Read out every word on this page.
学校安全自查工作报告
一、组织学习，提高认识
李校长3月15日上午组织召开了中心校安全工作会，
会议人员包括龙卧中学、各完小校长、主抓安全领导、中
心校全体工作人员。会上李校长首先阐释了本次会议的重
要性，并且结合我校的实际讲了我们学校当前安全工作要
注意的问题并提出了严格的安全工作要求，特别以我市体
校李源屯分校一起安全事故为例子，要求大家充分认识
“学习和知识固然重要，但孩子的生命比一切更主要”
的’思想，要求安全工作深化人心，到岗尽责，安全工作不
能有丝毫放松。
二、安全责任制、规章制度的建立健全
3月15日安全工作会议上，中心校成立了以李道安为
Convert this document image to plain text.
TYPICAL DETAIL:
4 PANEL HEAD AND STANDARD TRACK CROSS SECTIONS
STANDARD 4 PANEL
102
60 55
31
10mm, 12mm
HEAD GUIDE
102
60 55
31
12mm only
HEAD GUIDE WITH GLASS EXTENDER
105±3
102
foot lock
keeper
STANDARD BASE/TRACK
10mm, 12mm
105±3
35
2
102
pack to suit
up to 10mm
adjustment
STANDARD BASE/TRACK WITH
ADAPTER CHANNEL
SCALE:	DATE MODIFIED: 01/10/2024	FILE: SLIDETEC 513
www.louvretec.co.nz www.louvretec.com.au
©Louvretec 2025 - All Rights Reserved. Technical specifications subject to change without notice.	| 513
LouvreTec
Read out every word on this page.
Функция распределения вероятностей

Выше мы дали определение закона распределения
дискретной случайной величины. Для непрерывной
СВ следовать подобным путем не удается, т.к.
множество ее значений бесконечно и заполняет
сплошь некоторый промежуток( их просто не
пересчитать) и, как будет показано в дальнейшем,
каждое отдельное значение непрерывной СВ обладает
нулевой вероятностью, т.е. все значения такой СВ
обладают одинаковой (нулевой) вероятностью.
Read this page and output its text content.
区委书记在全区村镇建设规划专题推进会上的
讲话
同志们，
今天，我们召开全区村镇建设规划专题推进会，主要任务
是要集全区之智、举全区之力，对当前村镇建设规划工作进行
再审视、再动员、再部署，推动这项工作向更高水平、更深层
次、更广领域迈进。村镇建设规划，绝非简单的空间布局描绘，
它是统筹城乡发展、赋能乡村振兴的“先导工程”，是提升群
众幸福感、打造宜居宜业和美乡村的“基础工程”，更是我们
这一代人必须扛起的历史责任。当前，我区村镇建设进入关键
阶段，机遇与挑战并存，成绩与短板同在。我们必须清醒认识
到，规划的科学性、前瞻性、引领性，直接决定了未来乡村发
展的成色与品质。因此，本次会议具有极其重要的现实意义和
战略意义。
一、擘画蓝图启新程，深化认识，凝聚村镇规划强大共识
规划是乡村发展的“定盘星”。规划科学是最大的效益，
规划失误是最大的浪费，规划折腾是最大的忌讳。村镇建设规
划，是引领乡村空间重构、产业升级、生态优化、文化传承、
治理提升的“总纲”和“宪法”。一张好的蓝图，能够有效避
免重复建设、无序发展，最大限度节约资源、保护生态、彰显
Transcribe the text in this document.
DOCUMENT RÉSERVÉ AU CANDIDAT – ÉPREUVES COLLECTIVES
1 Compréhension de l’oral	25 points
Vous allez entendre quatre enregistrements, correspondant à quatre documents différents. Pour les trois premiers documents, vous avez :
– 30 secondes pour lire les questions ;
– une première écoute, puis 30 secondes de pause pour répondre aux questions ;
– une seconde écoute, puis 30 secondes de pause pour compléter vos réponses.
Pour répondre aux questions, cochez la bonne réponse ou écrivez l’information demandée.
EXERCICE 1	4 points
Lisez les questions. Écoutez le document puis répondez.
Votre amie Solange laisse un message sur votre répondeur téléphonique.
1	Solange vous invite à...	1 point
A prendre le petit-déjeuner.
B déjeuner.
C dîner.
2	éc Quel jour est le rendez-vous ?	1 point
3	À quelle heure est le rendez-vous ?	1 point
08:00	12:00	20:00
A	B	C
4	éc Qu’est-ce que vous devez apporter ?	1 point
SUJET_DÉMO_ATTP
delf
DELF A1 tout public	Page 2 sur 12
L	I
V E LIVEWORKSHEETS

- - - - -

Goal: Read the entries and select each line where the word "this" is found.

Exercise result:
Read out every word on this page.
Convert this document image to plain text.
Read out every word on this page.
Read this page and output its text content.
Transcribe the text in this document.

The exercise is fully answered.